▶ [EXERCISE INSTRUCTIONS]: Each entry has to be copied exactly, with nothing missed.
:::
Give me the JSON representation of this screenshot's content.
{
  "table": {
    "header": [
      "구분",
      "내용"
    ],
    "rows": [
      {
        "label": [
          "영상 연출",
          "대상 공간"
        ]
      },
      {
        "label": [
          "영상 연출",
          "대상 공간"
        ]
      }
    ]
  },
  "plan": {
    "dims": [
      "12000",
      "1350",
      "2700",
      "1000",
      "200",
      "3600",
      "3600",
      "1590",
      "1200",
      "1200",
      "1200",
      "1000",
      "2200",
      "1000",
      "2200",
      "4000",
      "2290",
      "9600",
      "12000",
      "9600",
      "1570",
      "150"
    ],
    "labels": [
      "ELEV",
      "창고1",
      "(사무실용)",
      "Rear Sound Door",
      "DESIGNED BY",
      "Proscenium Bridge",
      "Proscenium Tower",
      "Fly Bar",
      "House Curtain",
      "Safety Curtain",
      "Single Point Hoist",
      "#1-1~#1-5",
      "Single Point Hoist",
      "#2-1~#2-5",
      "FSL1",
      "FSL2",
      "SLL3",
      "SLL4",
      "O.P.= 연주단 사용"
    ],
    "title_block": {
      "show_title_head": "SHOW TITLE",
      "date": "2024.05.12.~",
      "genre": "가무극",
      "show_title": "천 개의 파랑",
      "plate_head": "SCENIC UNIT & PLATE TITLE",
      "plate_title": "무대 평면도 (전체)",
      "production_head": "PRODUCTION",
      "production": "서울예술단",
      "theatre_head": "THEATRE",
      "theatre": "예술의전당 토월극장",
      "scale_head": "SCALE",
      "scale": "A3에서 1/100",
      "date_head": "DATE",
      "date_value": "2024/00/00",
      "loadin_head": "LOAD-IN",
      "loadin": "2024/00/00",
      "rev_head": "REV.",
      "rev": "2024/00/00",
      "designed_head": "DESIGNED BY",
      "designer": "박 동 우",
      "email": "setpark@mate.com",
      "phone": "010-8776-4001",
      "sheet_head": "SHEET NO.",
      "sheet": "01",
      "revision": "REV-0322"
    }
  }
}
:::
▶ [PROBLEM SOLUTION]:
Give me the JSON representation of this screenshot's content.
{
  "table": {
    "header": [
      "구분",
      "내용"
    ],
    "rows": [
      {
        "label": [
          "영상 연출",
          "대상 공간"
        ]
      },
      {
        "label": [
          "영상 연출",
          "대상 공간"
        ]
      }
    ]
  },
  "plan": {
    "dims": [
      "12000",
      "1350",
      "2700",
      "1000",
      "200",
      "3600",
      "3600",
      "1590",
      "1200",
      "1200",
      "1200",
      "1000",
      "2200",
      "1000",
      "2200",
      "4000",
      "2290",
      "9600",
      "12000",
      "9600",
      "1570",
      "150"
    ],
    "labels": [
      "ELEV",
      "창고1",
      "(사무실용)",
      "Rear Sound Door",
      "DESIGNED BY",
      "Proscenium Bridge",
      "Proscenium Tower",
      "Fly Bar",
      "House Curtain",
      "Safety Curtain",
      "Single Point Hoist",
      "#1-1~#1-5",
      "Single Point Hoist",
      "#2-1~#2-5",
      "FSL1",
      "FSL2",
      "SLL3",
      "SLL4",
      "O.P.= 연주단 사용"
    ],
    "title_block": {
      "show_title_head": "SHOW TITLE",
      "date": "2024.05.12.~",
      "genre": "가무극",
      "show_title": "천 개의 파랑",
      "plate_head": "SCENIC UNIT & PLATE TITLE",
      "plate_title": "무대 평면도 (전체)",
      "production_head": "PRODUCTION",
      "production": "서울예술단",
      "theatre_head": "THEATRE",
      "theatre": "예술의전당 토월극장",
      "scale_head": "SCALE",
      "scale": "A3에서 1/100",
      "date_head": "DATE",
      "date_value": "2024/00/00",
      "loadin_head": "LOAD-IN",
      "loadin": "2024/00/00",
      "rev_head": "REV.",
      "rev": "2024/00/00",
      "designed_head": "DESIGNED BY",
      "designer": "박 동 우",
      "email": "setpark@mate.com",
      "phone": "010-8776-4001",
      "sheet_head": "SHEET NO.",
      "sheet": "01",
      "revision": "REV-0322"
    }
  }
}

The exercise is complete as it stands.